→ **What the task asks**:
Set down each line of the material that follows, exactly, with no pictures.

*** Entries supplied ***

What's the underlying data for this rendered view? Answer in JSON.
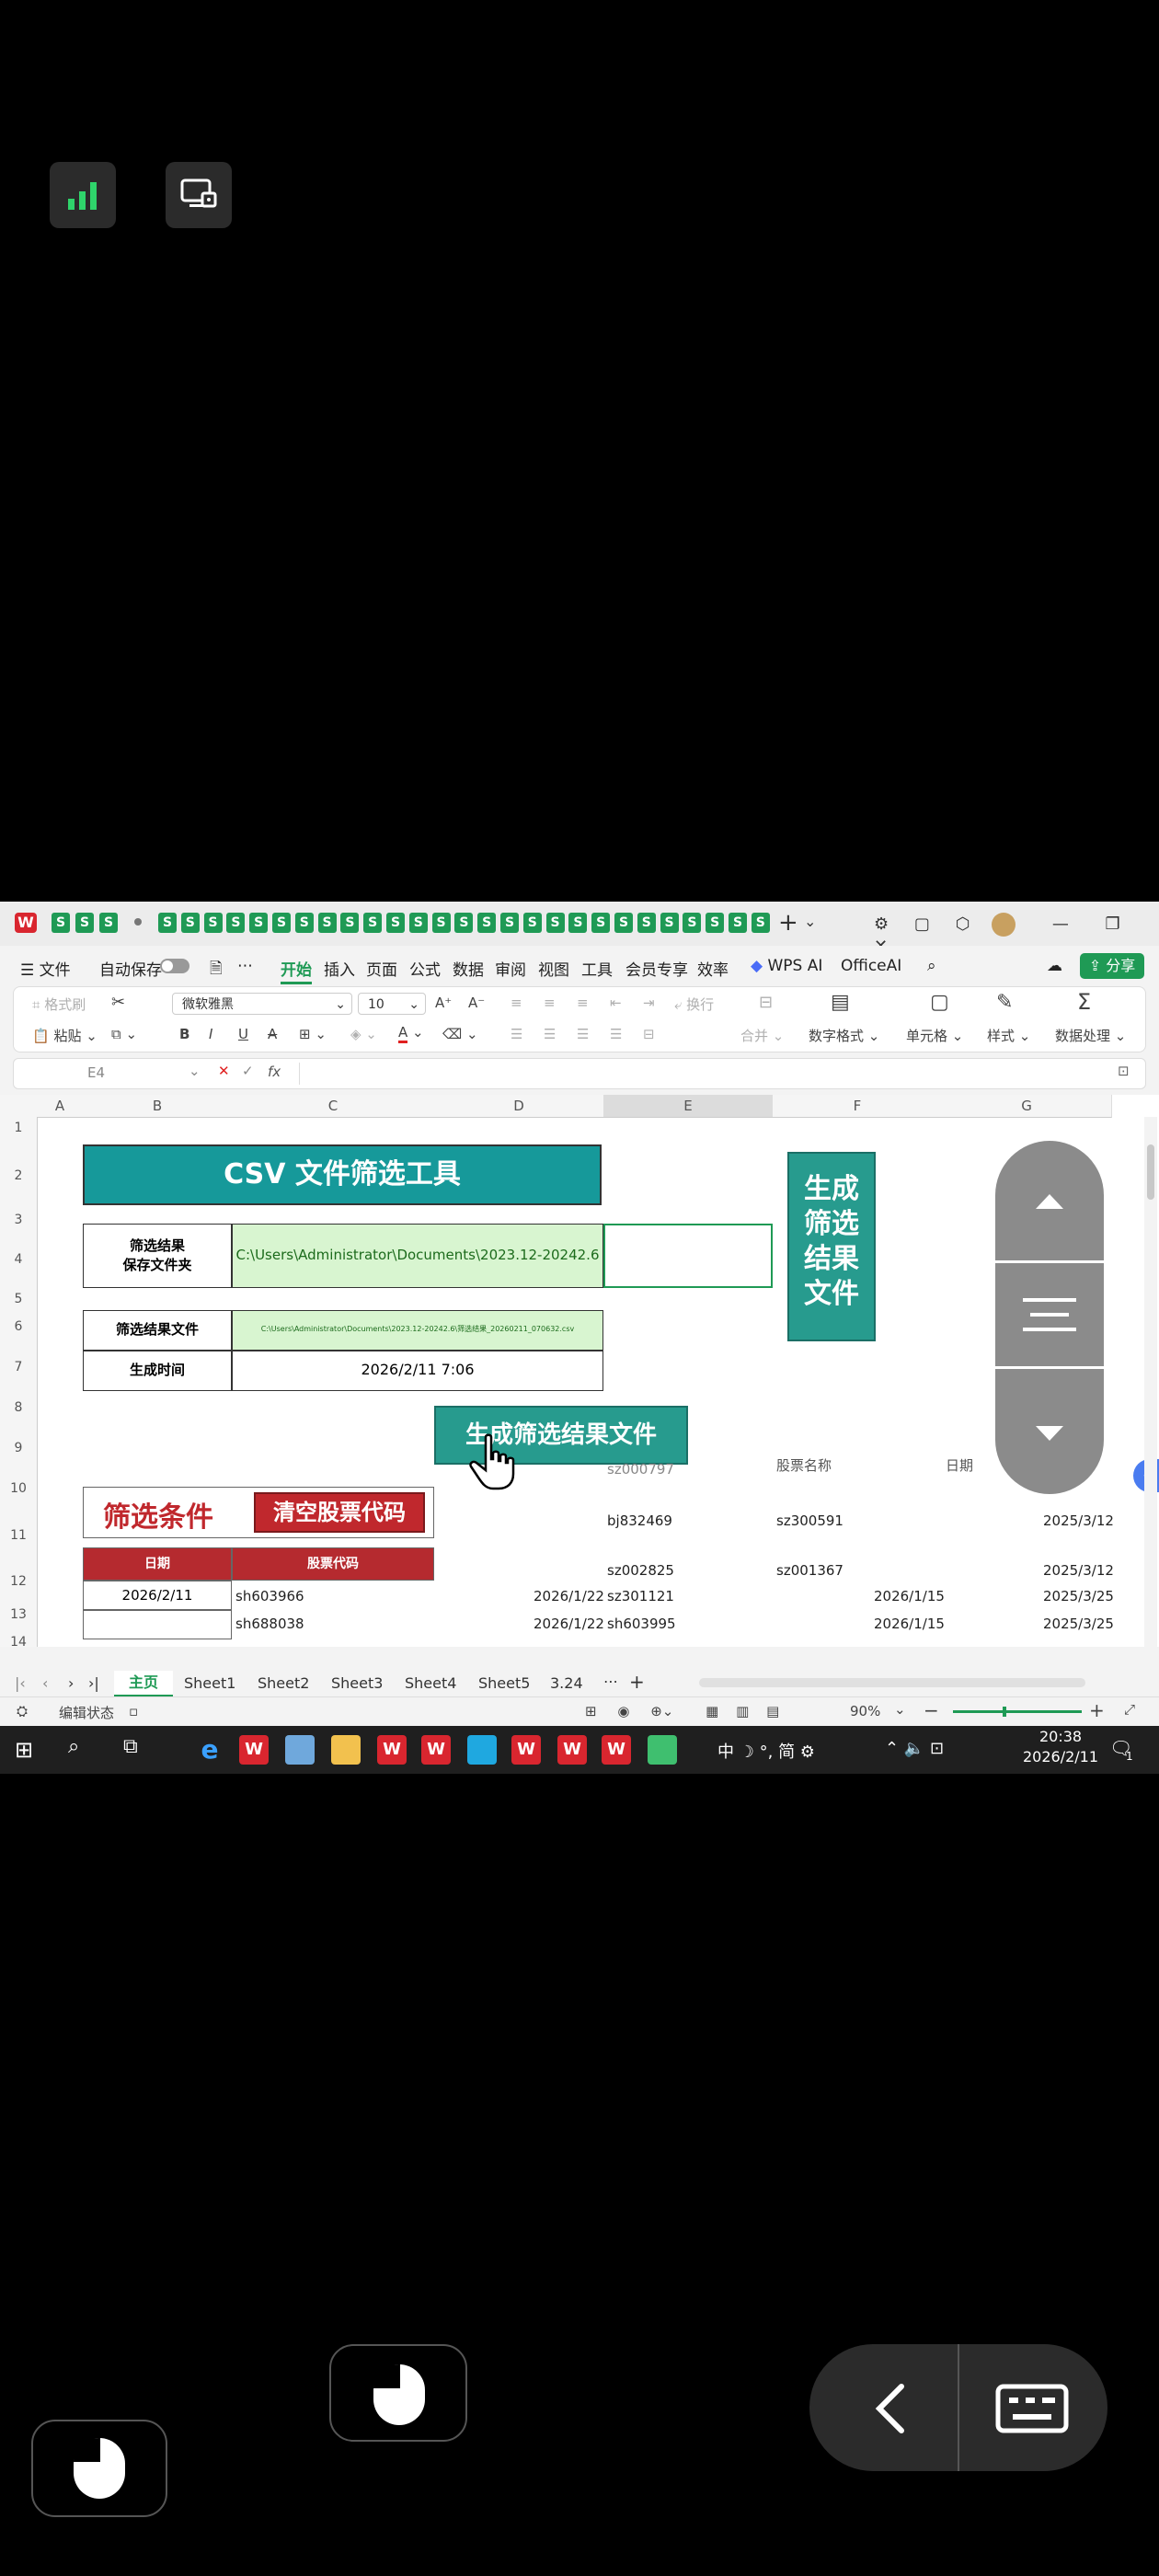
{
  "app": {
    "menu": [
      "文件",
      "自动保存",
      "开始",
      "插入",
      "页面",
      "公式",
      "数据",
      "审阅",
      "视图",
      "工具",
      "会员专享",
      "效率",
      "WPS AI",
      "OfficeAI"
    ],
    "share_label": "分享",
    "tab_letter": "S"
  },
  "ribbon": {
    "format_painter": "格式刷",
    "paste": "粘贴",
    "font_name": "微软雅黑",
    "font_size": "10",
    "wrap": "换行",
    "merge": "合并",
    "number_format": "数字格式",
    "cell": "单元格",
    "style": "样式",
    "data_processing": "数据处理"
  },
  "formula_bar": {
    "name_box": "E4",
    "fx": "fx"
  },
  "sheet": {
    "columns": [
      "A",
      "B",
      "C",
      "D",
      "E",
      "F",
      "G"
    ],
    "rows": [
      "1",
      "2",
      "3",
      "4",
      "5",
      "6",
      "7",
      "8",
      "9",
      "10",
      "11",
      "12",
      "13",
      "14"
    ],
    "title": "CSV 文件筛选工具",
    "save_folder_label_1": "筛选结果",
    "save_folder_label_2": "保存文件夹",
    "save_folder_value": "C:\\Users\\Administrator\\Documents\\2023.12-20242.6",
    "result_file_label": "筛选结果文件",
    "result_file_value": "C:\\Users\\Administrator\\Documents\\2023.12-20242.6\\筛选结果_20260211_070632.csv",
    "gen_time_label": "生成时间",
    "gen_time_value": "2026/2/11 7:06",
    "gen_button_vertical": [
      "生成",
      "筛选",
      "结果",
      "文件"
    ],
    "gen_button": "生成筛选结果文件",
    "filter_condition": "筛选条件",
    "clear_codes": "清空股票代码",
    "col_date": "日期",
    "col_code": "股票代码",
    "header_stock_name": "股票名称",
    "header_date": "日期",
    "partial_e10": "sz000797",
    "row11": {
      "e": "bj832469",
      "f": "sz300591",
      "g": "2025/3/12"
    },
    "row12": {
      "e": "sz002825",
      "f": "sz001367",
      "g": "2025/3/12"
    },
    "row13": {
      "b": "2026/2/11",
      "c": "sh603966",
      "d": "2026/1/22",
      "e": "sz301121",
      "f": "2026/1/15",
      "g": "2025/3/25"
    },
    "row14": {
      "c": "sh688038",
      "d": "2026/1/22",
      "e": "sh603995",
      "f": "2026/1/15",
      "g": "2025/3/25"
    }
  },
  "sheet_tabs": [
    "主页",
    "Sheet1",
    "Sheet2",
    "Sheet3",
    "Sheet4",
    "Sheet5",
    "3.24"
  ],
  "status": {
    "mode": "编辑状态",
    "zoom": "90%"
  },
  "taskbar": {
    "ime": "中",
    "ime2": "简",
    "time": "20:38",
    "date": "2026/2/11",
    "notif": "1"
  },
  "colors": {
    "teal": "#16999a",
    "red": "#c0282d",
    "green_cell": "#d8f5d0"
  }
}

***

→ **Answer to this exercise**:
What's the underlying data for this rendered view? Answer in JSON.
{
  "app": {
    "menu": [
      "文件",
      "自动保存",
      "开始",
      "插入",
      "页面",
      "公式",
      "数据",
      "审阅",
      "视图",
      "工具",
      "会员专享",
      "效率",
      "WPS AI",
      "OfficeAI"
    ],
    "share_label": "分享",
    "tab_letter": "S"
  },
  "ribbon": {
    "format_painter": "格式刷",
    "paste": "粘贴",
    "font_name": "微软雅黑",
    "font_size": "10",
    "wrap": "换行",
    "merge": "合并",
    "number_format": "数字格式",
    "cell": "单元格",
    "style": "样式",
    "data_processing": "数据处理"
  },
  "formula_bar": {
    "name_box": "E4",
    "fx": "fx"
  },
  "sheet": {
    "columns": [
      "A",
      "B",
      "C",
      "D",
      "E",
      "F",
      "G"
    ],
    "rows": [
      "1",
      "2",
      "3",
      "4",
      "5",
      "6",
      "7",
      "8",
      "9",
      "10",
      "11",
      "12",
      "13",
      "14"
    ],
    "title": "CSV 文件筛选工具",
    "save_folder_label_1": "筛选结果",
    "save_folder_label_2": "保存文件夹",
    "save_folder_value": "C:\\Users\\Administrator\\Documents\\2023.12-20242.6",
    "result_file_label": "筛选结果文件",
    "result_file_value": "C:\\Users\\Administrator\\Documents\\2023.12-20242.6\\筛选结果_20260211_070632.csv",
    "gen_time_label": "生成时间",
    "gen_time_value": "2026/2/11 7:06",
    "gen_button_vertical": [
      "生成",
      "筛选",
      "结果",
      "文件"
    ],
    "gen_button": "生成筛选结果文件",
    "filter_condition": "筛选条件",
    "clear_codes": "清空股票代码",
    "col_date": "日期",
    "col_code": "股票代码",
    "header_stock_name": "股票名称",
    "header_date": "日期",
    "partial_e10": "sz000797",
    "row11": {
      "e": "bj832469",
      "f": "sz300591",
      "g": "2025/3/12"
    },
    "row12": {
      "e": "sz002825",
      "f": "sz001367",
      "g": "2025/3/12"
    },
    "row13": {
      "b": "2026/2/11",
      "c": "sh603966",
      "d": "2026/1/22",
      "e": "sz301121",
      "f": "2026/1/15",
      "g": "2025/3/25"
    },
    "row14": {
      "c": "sh688038",
      "d": "2026/1/22",
      "e": "sh603995",
      "f": "2026/1/15",
      "g": "2025/3/25"
    }
  },
  "sheet_tabs": [
    "主页",
    "Sheet1",
    "Sheet2",
    "Sheet3",
    "Sheet4",
    "Sheet5",
    "3.24"
  ],
  "status": {
    "mode": "编辑状态",
    "zoom": "90%"
  },
  "taskbar": {
    "ime": "中",
    "ime2": "简",
    "time": "20:38",
    "date": "2026/2/11",
    "notif": "1"
  },
  "colors": {
    "teal": "#16999a",
    "red": "#c0282d",
    "green_cell": "#d8f5d0"
  }
}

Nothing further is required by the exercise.